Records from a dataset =
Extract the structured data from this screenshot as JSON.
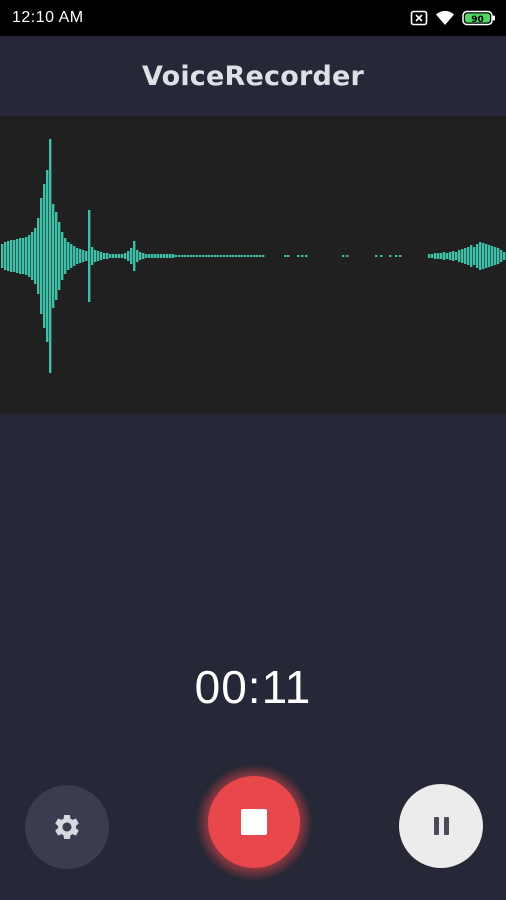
{
  "status_bar": {
    "time": "12:10 AM",
    "icons": [
      "sim-icon",
      "wifi-icon",
      "battery-icon"
    ],
    "battery_level": 0.9
  },
  "app": {
    "title": "VoiceRecorder"
  },
  "recorder": {
    "elapsed": "00:11",
    "waveform_color": "#3ec0a8"
  },
  "controls": {
    "settings_icon": "gear-icon",
    "record_icon": "stop-icon",
    "pause_icon": "pause-icon",
    "record_color": "#e8484c"
  }
}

Problem to work on = Copy the entries above faithfully and omit every image.

Expected answer =
Extract the structured data from this screenshot as JSON.
{
  "status_bar": {
    "time": "12:10 AM",
    "icons": [
      "sim-icon",
      "wifi-icon",
      "battery-icon"
    ],
    "battery_level": 0.9
  },
  "app": {
    "title": "VoiceRecorder"
  },
  "recorder": {
    "elapsed": "00:11",
    "waveform_color": "#3ec0a8"
  },
  "controls": {
    "settings_icon": "gear-icon",
    "record_icon": "stop-icon",
    "pause_icon": "pause-icon",
    "record_color": "#e8484c"
  }
}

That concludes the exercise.